DATASET
——

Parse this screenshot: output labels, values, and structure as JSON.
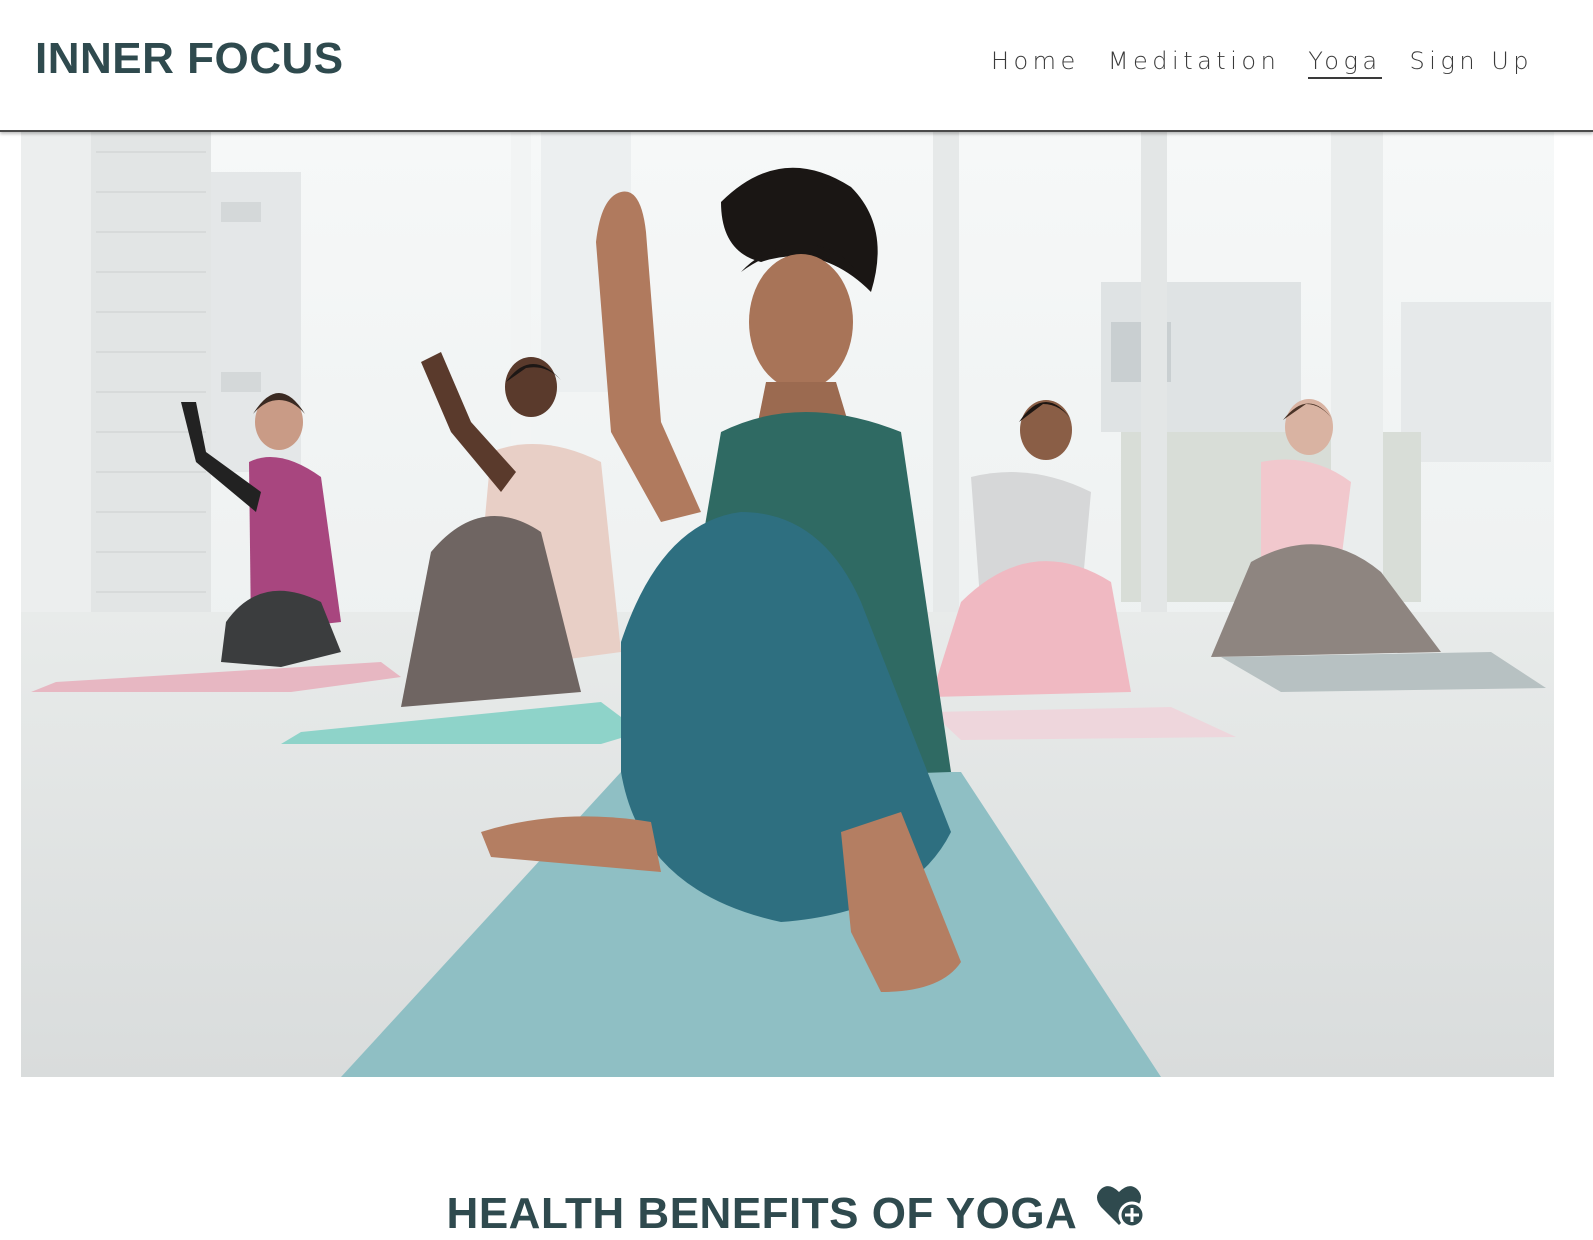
{
  "site": {
    "logo": "INNER FOCUS"
  },
  "nav": {
    "items": [
      {
        "label": "Home",
        "active": false
      },
      {
        "label": "Meditation",
        "active": false
      },
      {
        "label": "Yoga",
        "active": true
      },
      {
        "label": "Sign Up",
        "active": false
      }
    ]
  },
  "hero": {
    "icon": "yoga-class-photo"
  },
  "section": {
    "title": "HEALTH BENEFITS OF YOGA",
    "icon": "heart-plus-icon"
  },
  "colors": {
    "brand": "#2f4a4e",
    "nav_text": "#3a3a3a"
  }
}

——

What is the number of lines that hold the string "icon"? Give it alone.

ANSWER TO THIS PROBLEM
2